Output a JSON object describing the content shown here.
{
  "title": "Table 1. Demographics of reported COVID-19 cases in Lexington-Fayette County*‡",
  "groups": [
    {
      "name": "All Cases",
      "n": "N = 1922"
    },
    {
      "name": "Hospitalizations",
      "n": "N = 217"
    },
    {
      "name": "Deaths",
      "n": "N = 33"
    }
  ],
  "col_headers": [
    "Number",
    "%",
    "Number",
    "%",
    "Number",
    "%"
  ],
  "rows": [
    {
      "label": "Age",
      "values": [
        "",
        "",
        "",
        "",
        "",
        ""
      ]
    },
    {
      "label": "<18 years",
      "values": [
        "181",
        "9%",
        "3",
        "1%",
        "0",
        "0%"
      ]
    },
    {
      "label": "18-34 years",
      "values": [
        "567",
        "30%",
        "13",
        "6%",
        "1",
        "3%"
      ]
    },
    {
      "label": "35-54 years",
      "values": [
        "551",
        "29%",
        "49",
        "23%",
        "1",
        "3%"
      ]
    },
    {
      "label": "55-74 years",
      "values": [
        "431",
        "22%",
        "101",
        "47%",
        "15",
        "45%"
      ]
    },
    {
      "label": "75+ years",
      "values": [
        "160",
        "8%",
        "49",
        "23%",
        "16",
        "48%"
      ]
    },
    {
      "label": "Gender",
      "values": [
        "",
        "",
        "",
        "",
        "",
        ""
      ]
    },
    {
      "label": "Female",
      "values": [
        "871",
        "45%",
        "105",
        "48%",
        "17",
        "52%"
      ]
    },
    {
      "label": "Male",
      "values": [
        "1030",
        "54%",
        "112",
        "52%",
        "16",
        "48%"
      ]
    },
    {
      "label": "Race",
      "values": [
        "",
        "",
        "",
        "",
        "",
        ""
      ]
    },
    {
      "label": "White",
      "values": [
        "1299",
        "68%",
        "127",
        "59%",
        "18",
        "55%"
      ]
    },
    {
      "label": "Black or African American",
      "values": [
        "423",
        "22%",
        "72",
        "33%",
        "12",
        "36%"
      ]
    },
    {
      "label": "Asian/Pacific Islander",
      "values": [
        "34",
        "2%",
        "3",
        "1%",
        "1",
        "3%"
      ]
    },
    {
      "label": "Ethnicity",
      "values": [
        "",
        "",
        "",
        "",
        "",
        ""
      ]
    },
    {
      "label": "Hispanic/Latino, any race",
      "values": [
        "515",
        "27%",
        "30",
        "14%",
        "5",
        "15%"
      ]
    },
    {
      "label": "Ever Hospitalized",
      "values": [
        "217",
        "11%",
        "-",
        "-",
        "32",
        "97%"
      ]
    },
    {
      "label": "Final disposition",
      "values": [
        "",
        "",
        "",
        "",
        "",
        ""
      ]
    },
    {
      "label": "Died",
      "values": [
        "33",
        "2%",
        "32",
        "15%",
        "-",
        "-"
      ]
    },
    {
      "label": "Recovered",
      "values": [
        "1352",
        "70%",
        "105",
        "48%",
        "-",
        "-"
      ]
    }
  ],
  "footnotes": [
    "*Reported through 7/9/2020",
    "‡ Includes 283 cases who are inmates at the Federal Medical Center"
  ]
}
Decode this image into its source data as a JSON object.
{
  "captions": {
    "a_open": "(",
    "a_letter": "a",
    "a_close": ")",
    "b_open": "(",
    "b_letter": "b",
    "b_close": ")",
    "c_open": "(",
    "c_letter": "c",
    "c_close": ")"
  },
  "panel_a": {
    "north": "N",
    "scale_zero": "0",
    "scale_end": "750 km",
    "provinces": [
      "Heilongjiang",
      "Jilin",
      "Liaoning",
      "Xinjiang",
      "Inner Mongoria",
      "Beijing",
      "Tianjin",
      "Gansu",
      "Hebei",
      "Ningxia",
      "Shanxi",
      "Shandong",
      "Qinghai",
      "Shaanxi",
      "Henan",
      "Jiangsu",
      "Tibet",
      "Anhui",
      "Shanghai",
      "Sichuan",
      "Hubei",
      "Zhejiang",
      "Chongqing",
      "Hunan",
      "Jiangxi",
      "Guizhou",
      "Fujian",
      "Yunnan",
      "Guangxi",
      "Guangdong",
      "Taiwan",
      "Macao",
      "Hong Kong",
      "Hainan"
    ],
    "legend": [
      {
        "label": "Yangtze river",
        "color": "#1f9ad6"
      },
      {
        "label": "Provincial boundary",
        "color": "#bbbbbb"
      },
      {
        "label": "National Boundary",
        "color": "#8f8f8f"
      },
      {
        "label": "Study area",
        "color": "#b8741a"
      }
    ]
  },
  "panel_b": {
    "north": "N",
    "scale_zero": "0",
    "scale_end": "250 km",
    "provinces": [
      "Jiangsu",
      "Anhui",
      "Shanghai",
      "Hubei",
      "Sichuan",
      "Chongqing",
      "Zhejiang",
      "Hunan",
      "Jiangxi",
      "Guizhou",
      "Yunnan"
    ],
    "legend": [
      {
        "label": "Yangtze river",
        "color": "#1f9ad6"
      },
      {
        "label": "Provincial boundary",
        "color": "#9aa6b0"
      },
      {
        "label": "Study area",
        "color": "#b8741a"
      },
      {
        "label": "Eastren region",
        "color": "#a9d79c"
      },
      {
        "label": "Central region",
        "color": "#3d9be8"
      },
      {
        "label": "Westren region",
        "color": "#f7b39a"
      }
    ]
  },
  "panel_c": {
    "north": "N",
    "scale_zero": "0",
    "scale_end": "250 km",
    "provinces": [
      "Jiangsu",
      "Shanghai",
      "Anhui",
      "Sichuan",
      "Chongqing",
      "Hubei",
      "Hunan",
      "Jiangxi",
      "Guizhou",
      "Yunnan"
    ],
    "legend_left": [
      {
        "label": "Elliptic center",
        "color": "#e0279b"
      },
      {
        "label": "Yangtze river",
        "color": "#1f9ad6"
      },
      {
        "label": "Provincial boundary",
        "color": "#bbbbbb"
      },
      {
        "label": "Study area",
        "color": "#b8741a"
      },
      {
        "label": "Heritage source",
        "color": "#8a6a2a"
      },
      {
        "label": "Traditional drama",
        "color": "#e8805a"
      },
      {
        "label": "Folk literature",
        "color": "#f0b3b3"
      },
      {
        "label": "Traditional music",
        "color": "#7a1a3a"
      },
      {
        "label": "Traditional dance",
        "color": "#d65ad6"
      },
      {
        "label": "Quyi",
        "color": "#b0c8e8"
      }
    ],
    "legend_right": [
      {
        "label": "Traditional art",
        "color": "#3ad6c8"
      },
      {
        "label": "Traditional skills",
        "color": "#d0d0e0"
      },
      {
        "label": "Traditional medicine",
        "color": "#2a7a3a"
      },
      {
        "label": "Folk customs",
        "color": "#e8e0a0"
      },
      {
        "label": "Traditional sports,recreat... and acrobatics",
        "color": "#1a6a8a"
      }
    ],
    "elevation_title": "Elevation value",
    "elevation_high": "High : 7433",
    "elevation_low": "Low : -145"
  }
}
------
- **WHAT YOU HAVE TO DO**
Please output the complete data exactly.

- **CORRECT RESULT**
Output a JSON object describing the content shown here.
{
  "title": "Table 1. Demographics of reported COVID-19 cases in Lexington-Fayette County*‡",
  "groups": [
    {
      "name": "All Cases",
      "n": "N = 1922"
    },
    {
      "name": "Hospitalizations",
      "n": "N = 217"
    },
    {
      "name": "Deaths",
      "n": "N = 33"
    }
  ],
  "col_headers": [
    "Number",
    "%",
    "Number",
    "%",
    "Number",
    "%"
  ],
  "rows": [
    {
      "label": "Age",
      "values": [
        "",
        "",
        "",
        "",
        "",
        ""
      ]
    },
    {
      "label": "<18 years",
      "values": [
        "181",
        "9%",
        "3",
        "1%",
        "0",
        "0%"
      ]
    },
    {
      "label": "18-34 years",
      "values": [
        "567",
        "30%",
        "13",
        "6%",
        "1",
        "3%"
      ]
    },
    {
      "label": "35-54 years",
      "values": [
        "551",
        "29%",
        "49",
        "23%",
        "1",
        "3%"
      ]
    },
    {
      "label": "55-74 years",
      "values": [
        "431",
        "22%",
        "101",
        "47%",
        "15",
        "45%"
      ]
    },
    {
      "label": "75+ years",
      "values": [
        "160",
        "8%",
        "49",
        "23%",
        "16",
        "48%"
      ]
    },
    {
      "label": "Gender",
      "values": [
        "",
        "",
        "",
        "",
        "",
        ""
      ]
    },
    {
      "label": "Female",
      "values": [
        "871",
        "45%",
        "105",
        "48%",
        "17",
        "52%"
      ]
    },
    {
      "label": "Male",
      "values": [
        "1030",
        "54%",
        "112",
        "52%",
        "16",
        "48%"
      ]
    },
    {
      "label": "Race",
      "values": [
        "",
        "",
        "",
        "",
        "",
        ""
      ]
    },
    {
      "label": "White",
      "values": [
        "1299",
        "68%",
        "127",
        "59%",
        "18",
        "55%"
      ]
    },
    {
      "label": "Black or African American",
      "values": [
        "423",
        "22%",
        "72",
        "33%",
        "12",
        "36%"
      ]
    },
    {
      "label": "Asian/Pacific Islander",
      "values": [
        "34",
        "2%",
        "3",
        "1%",
        "1",
        "3%"
      ]
    },
    {
      "label": "Ethnicity",
      "values": [
        "",
        "",
        "",
        "",
        "",
        ""
      ]
    },
    {
      "label": "Hispanic/Latino, any race",
      "values": [
        "515",
        "27%",
        "30",
        "14%",
        "5",
        "15%"
      ]
    },
    {
      "label": "Ever Hospitalized",
      "values": [
        "217",
        "11%",
        "-",
        "-",
        "32",
        "97%"
      ]
    },
    {
      "label": "Final disposition",
      "values": [
        "",
        "",
        "",
        "",
        "",
        ""
      ]
    },
    {
      "label": "Died",
      "values": [
        "33",
        "2%",
        "32",
        "15%",
        "-",
        "-"
      ]
    },
    {
      "label": "Recovered",
      "values": [
        "1352",
        "70%",
        "105",
        "48%",
        "-",
        "-"
      ]
    }
  ],
  "footnotes": [
    "*Reported through 7/9/2020",
    "‡ Includes 283 cases who are inmates at the Federal Medical Center"
  ]
}
Decode this image into its source data as a JSON object.
{
  "captions": {
    "a_open": "(",
    "a_letter": "a",
    "a_close": ")",
    "b_open": "(",
    "b_letter": "b",
    "b_close": ")",
    "c_open": "(",
    "c_letter": "c",
    "c_close": ")"
  },
  "panel_a": {
    "north": "N",
    "scale_zero": "0",
    "scale_end": "750 km",
    "provinces": [
      "Heilongjiang",
      "Jilin",
      "Liaoning",
      "Xinjiang",
      "Inner Mongoria",
      "Beijing",
      "Tianjin",
      "Gansu",
      "Hebei",
      "Ningxia",
      "Shanxi",
      "Shandong",
      "Qinghai",
      "Shaanxi",
      "Henan",
      "Jiangsu",
      "Tibet",
      "Anhui",
      "Shanghai",
      "Sichuan",
      "Hubei",
      "Zhejiang",
      "Chongqing",
      "Hunan",
      "Jiangxi",
      "Guizhou",
      "Fujian",
      "Yunnan",
      "Guangxi",
      "Guangdong",
      "Taiwan",
      "Macao",
      "Hong Kong",
      "Hainan"
    ],
    "legend": [
      {
        "label": "Yangtze river",
        "color": "#1f9ad6"
      },
      {
        "label": "Provincial boundary",
        "color": "#bbbbbb"
      },
      {
        "label": "National Boundary",
        "color": "#8f8f8f"
      },
      {
        "label": "Study area",
        "color": "#b8741a"
      }
    ]
  },
  "panel_b": {
    "north": "N",
    "scale_zero": "0",
    "scale_end": "250 km",
    "provinces": [
      "Jiangsu",
      "Anhui",
      "Shanghai",
      "Hubei",
      "Sichuan",
      "Chongqing",
      "Zhejiang",
      "Hunan",
      "Jiangxi",
      "Guizhou",
      "Yunnan"
    ],
    "legend": [
      {
        "label": "Yangtze river",
        "color": "#1f9ad6"
      },
      {
        "label": "Provincial boundary",
        "color": "#9aa6b0"
      },
      {
        "label": "Study area",
        "color": "#b8741a"
      },
      {
        "label": "Eastren region",
        "color": "#a9d79c"
      },
      {
        "label": "Central region",
        "color": "#3d9be8"
      },
      {
        "label": "Westren region",
        "color": "#f7b39a"
      }
    ]
  },
  "panel_c": {
    "north": "N",
    "scale_zero": "0",
    "scale_end": "250 km",
    "provinces": [
      "Jiangsu",
      "Shanghai",
      "Anhui",
      "Sichuan",
      "Chongqing",
      "Hubei",
      "Hunan",
      "Jiangxi",
      "Guizhou",
      "Yunnan"
    ],
    "legend_left": [
      {
        "label": "Elliptic center",
        "color": "#e0279b"
      },
      {
        "label": "Yangtze river",
        "color": "#1f9ad6"
      },
      {
        "label": "Provincial boundary",
        "color": "#bbbbbb"
      },
      {
        "label": "Study area",
        "color": "#b8741a"
      },
      {
        "label": "Heritage source",
        "color": "#8a6a2a"
      },
      {
        "label": "Traditional drama",
        "color": "#e8805a"
      },
      {
        "label": "Folk literature",
        "color": "#f0b3b3"
      },
      {
        "label": "Traditional music",
        "color": "#7a1a3a"
      },
      {
        "label": "Traditional dance",
        "color": "#d65ad6"
      },
      {
        "label": "Quyi",
        "color": "#b0c8e8"
      }
    ],
    "legend_right": [
      {
        "label": "Traditional art",
        "color": "#3ad6c8"
      },
      {
        "label": "Traditional skills",
        "color": "#d0d0e0"
      },
      {
        "label": "Traditional medicine",
        "color": "#2a7a3a"
      },
      {
        "label": "Folk customs",
        "color": "#e8e0a0"
      },
      {
        "label": "Traditional sports,recreat... and acrobatics",
        "color": "#1a6a8a"
      }
    ],
    "elevation_title": "Elevation value",
    "elevation_high": "High : 7433",
    "elevation_low": "Low : -145"
  }
}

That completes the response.